**EXERCISE PROMPT:** Could you copy out every one of the records below, line for line, without changing a single character?

**DATA FOR THIS TASK:**
--------------------------------------------------
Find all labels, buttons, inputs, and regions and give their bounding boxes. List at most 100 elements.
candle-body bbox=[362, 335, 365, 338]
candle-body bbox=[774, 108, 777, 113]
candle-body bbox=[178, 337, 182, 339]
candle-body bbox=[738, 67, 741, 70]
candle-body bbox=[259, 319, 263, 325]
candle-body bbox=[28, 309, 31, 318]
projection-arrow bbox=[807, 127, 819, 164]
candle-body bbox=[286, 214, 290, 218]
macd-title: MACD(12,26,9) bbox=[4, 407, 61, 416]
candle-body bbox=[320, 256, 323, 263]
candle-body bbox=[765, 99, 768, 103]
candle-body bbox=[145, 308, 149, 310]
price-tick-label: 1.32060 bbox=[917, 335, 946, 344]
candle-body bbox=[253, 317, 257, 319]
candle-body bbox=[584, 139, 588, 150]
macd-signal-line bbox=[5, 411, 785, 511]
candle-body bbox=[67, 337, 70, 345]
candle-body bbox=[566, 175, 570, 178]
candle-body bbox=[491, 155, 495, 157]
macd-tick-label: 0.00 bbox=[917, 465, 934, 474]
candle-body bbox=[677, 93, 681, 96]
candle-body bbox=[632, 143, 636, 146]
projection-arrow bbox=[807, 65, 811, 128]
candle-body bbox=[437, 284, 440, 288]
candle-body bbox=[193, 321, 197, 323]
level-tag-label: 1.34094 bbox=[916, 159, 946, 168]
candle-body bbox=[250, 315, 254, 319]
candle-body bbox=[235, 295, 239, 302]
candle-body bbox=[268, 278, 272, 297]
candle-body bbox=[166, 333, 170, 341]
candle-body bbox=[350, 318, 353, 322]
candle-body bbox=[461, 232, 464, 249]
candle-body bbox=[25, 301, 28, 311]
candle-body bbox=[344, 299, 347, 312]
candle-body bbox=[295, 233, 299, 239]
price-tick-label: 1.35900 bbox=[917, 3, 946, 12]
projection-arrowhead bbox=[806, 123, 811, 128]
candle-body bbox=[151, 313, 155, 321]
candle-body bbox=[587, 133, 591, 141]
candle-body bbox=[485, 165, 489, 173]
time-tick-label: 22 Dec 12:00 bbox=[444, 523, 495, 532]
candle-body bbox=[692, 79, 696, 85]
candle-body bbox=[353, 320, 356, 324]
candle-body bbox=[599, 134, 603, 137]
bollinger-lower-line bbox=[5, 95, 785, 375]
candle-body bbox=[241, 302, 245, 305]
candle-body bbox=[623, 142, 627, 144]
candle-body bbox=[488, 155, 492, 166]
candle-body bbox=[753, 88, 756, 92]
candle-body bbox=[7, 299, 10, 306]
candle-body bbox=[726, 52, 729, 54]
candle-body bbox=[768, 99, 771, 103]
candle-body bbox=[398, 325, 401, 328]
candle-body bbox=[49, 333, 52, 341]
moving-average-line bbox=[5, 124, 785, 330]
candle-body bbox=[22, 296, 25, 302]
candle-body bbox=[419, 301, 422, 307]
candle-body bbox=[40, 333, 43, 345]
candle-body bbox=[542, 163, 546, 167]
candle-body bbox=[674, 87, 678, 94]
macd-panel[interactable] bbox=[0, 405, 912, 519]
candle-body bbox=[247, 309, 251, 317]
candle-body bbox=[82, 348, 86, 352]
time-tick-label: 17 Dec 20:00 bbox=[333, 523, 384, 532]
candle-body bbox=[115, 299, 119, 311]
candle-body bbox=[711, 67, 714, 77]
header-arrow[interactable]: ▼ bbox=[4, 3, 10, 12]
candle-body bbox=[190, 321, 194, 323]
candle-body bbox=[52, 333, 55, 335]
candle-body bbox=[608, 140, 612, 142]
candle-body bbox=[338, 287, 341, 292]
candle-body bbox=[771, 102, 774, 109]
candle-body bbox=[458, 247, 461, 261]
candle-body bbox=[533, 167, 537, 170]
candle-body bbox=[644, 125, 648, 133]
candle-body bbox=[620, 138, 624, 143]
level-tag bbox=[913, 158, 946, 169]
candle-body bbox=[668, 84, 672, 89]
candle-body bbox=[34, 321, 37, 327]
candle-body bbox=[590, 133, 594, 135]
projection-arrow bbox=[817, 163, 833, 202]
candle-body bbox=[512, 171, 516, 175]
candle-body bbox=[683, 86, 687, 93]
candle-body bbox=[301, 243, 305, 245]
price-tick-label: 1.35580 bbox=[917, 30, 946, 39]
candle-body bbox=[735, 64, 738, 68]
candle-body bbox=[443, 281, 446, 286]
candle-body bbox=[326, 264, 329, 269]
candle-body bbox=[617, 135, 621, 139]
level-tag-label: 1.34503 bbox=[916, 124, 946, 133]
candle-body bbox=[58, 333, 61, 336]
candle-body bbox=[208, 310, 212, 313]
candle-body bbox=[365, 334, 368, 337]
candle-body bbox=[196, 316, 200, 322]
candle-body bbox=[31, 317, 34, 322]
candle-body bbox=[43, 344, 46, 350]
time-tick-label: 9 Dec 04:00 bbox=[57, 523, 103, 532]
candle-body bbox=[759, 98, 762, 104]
--------------------------------------------------
**EXERCISE RESULT:**
Find all labels, buttons, inputs, and regions and give their bounding boxes. List at most 100 elements.
candle-body bbox=[362, 335, 365, 338]
candle-body bbox=[774, 108, 777, 113]
candle-body bbox=[178, 337, 182, 339]
candle-body bbox=[738, 67, 741, 70]
candle-body bbox=[259, 319, 263, 325]
candle-body bbox=[28, 309, 31, 318]
projection-arrow bbox=[807, 127, 819, 164]
candle-body bbox=[286, 214, 290, 218]
macd-title: MACD(12,26,9) bbox=[4, 407, 61, 416]
candle-body bbox=[320, 256, 323, 263]
candle-body bbox=[765, 99, 768, 103]
candle-body bbox=[145, 308, 149, 310]
price-tick-label: 1.32060 bbox=[917, 335, 946, 344]
candle-body bbox=[253, 317, 257, 319]
candle-body bbox=[584, 139, 588, 150]
macd-signal-line bbox=[5, 411, 785, 511]
candle-body bbox=[67, 337, 70, 345]
candle-body bbox=[566, 175, 570, 178]
candle-body bbox=[491, 155, 495, 157]
macd-tick-label: 0.00 bbox=[917, 465, 934, 474]
candle-body bbox=[677, 93, 681, 96]
candle-body bbox=[632, 143, 636, 146]
projection-arrow bbox=[807, 65, 811, 128]
candle-body bbox=[437, 284, 440, 288]
candle-body bbox=[193, 321, 197, 323]
level-tag-label: 1.34094 bbox=[916, 159, 946, 168]
candle-body bbox=[250, 315, 254, 319]
candle-body bbox=[235, 295, 239, 302]
candle-body bbox=[268, 278, 272, 297]
candle-body bbox=[166, 333, 170, 341]
candle-body bbox=[350, 318, 353, 322]
candle-body bbox=[461, 232, 464, 249]
candle-body bbox=[25, 301, 28, 311]
candle-body bbox=[344, 299, 347, 312]
candle-body bbox=[295, 233, 299, 239]
price-tick-label: 1.35900 bbox=[917, 3, 946, 12]
projection-arrowhead bbox=[806, 123, 811, 128]
candle-body bbox=[151, 313, 155, 321]
candle-body bbox=[587, 133, 591, 141]
candle-body bbox=[485, 165, 489, 173]
time-tick-label: 22 Dec 12:00 bbox=[444, 523, 495, 532]
candle-body bbox=[692, 79, 696, 85]
candle-body bbox=[353, 320, 356, 324]
candle-body bbox=[599, 134, 603, 137]
bollinger-lower-line bbox=[5, 95, 785, 375]
candle-body bbox=[241, 302, 245, 305]
candle-body bbox=[623, 142, 627, 144]
candle-body bbox=[488, 155, 492, 166]
candle-body bbox=[753, 88, 756, 92]
candle-body bbox=[7, 299, 10, 306]
candle-body bbox=[726, 52, 729, 54]
candle-body bbox=[768, 99, 771, 103]
candle-body bbox=[398, 325, 401, 328]
candle-body bbox=[49, 333, 52, 341]
moving-average-line bbox=[5, 124, 785, 330]
candle-body bbox=[22, 296, 25, 302]
candle-body bbox=[419, 301, 422, 307]
candle-body bbox=[40, 333, 43, 345]
candle-body bbox=[542, 163, 546, 167]
candle-body bbox=[674, 87, 678, 94]
macd-panel[interactable] bbox=[0, 405, 912, 519]
candle-body bbox=[247, 309, 251, 317]
candle-body bbox=[82, 348, 86, 352]
time-tick-label: 17 Dec 20:00 bbox=[333, 523, 384, 532]
candle-body bbox=[115, 299, 119, 311]
candle-body bbox=[711, 67, 714, 77]
header-arrow[interactable]: ▼ bbox=[4, 3, 10, 12]
candle-body bbox=[190, 321, 194, 323]
candle-body bbox=[52, 333, 55, 335]
candle-body bbox=[608, 140, 612, 142]
candle-body bbox=[338, 287, 341, 292]
candle-body bbox=[771, 102, 774, 109]
candle-body bbox=[458, 247, 461, 261]
candle-body bbox=[533, 167, 537, 170]
candle-body bbox=[644, 125, 648, 133]
candle-body bbox=[620, 138, 624, 143]
level-tag bbox=[913, 158, 946, 169]
candle-body bbox=[668, 84, 672, 89]
candle-body bbox=[34, 321, 37, 327]
candle-body bbox=[590, 133, 594, 135]
projection-arrow bbox=[817, 163, 833, 202]
candle-body bbox=[512, 171, 516, 175]
candle-body bbox=[683, 86, 687, 93]
candle-body bbox=[301, 243, 305, 245]
price-tick-label: 1.35580 bbox=[917, 30, 946, 39]
candle-body bbox=[735, 64, 738, 68]
candle-body bbox=[443, 281, 446, 286]
candle-body bbox=[326, 264, 329, 269]
candle-body bbox=[617, 135, 621, 139]
level-tag-label: 1.34503 bbox=[916, 124, 946, 133]
candle-body bbox=[58, 333, 61, 336]
candle-body bbox=[208, 310, 212, 313]
candle-body bbox=[365, 334, 368, 337]
candle-body bbox=[196, 316, 200, 322]
candle-body bbox=[31, 317, 34, 322]
candle-body bbox=[43, 344, 46, 350]
time-tick-label: 9 Dec 04:00 bbox=[57, 523, 103, 532]
candle-body bbox=[759, 98, 762, 104]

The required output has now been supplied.